(Dataset entries)
[start]

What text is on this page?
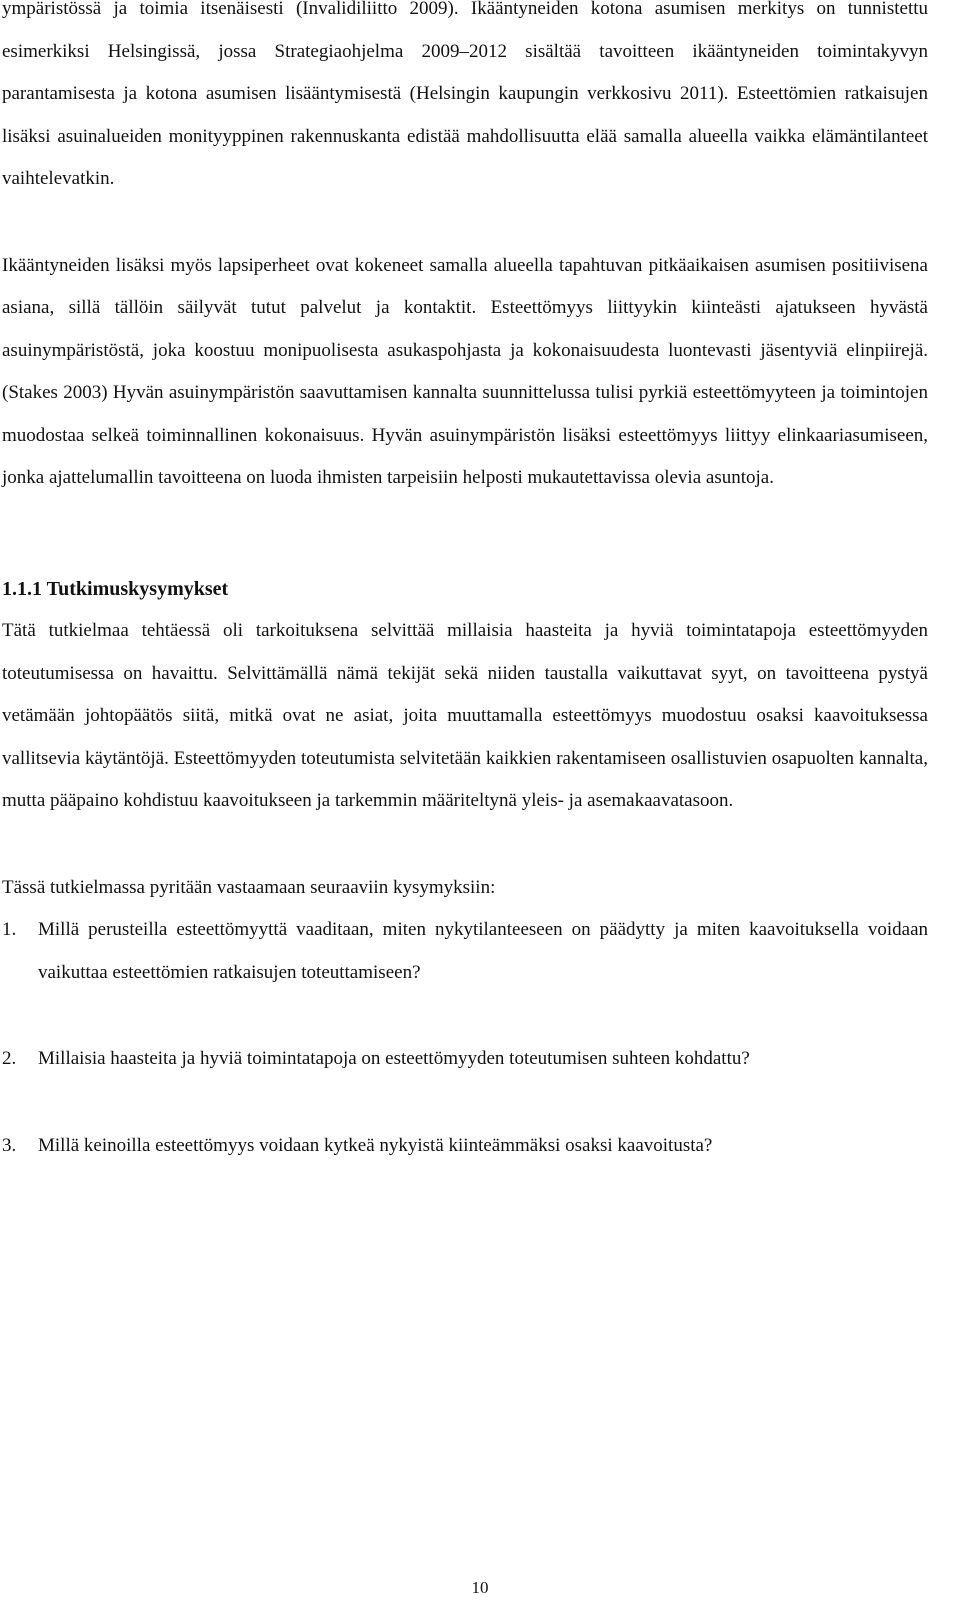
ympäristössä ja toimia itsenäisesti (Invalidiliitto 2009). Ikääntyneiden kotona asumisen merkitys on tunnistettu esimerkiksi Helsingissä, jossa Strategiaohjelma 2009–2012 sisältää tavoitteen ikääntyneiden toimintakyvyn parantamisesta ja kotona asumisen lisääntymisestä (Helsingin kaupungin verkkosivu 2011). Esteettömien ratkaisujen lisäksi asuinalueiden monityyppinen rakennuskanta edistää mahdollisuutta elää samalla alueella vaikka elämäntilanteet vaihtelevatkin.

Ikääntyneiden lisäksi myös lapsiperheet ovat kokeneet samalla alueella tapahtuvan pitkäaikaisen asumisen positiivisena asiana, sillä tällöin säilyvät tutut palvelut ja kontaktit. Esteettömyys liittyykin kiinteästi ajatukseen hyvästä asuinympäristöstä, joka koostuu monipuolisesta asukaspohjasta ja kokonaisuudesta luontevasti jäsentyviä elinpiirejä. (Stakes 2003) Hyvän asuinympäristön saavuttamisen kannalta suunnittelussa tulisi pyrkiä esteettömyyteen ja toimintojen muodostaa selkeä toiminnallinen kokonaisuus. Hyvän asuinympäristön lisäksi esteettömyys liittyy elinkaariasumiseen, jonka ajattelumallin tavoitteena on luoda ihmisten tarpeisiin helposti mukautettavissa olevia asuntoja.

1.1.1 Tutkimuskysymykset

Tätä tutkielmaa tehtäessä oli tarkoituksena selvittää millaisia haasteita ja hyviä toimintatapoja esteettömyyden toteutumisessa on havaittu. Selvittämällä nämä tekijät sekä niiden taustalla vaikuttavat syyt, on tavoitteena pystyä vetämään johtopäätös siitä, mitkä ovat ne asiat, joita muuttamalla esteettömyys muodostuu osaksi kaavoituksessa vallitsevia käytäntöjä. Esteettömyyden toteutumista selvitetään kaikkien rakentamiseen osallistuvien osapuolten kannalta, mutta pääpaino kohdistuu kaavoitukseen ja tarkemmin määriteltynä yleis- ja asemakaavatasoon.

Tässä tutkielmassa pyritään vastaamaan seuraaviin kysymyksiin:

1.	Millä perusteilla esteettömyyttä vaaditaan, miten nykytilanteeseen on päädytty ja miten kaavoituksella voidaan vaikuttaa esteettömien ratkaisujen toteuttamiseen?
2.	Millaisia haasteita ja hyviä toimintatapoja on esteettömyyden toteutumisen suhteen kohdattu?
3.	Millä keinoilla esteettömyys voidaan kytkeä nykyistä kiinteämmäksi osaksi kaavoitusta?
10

[end]

**Exercise directions**
Look through the entries above for the word "voidaan". Copy every line where it shows up.

**Exercise response**
1.	Millä perusteilla esteettömyyttä vaaditaan, miten nykytilanteeseen on päädytty ja miten kaavoituksella voidaan vaikuttaa esteettömien ratkaisujen toteuttamiseen?
3.	Millä keinoilla esteettömyys voidaan kytkeä nykyistä kiinteämmäksi osaksi kaavoitusta?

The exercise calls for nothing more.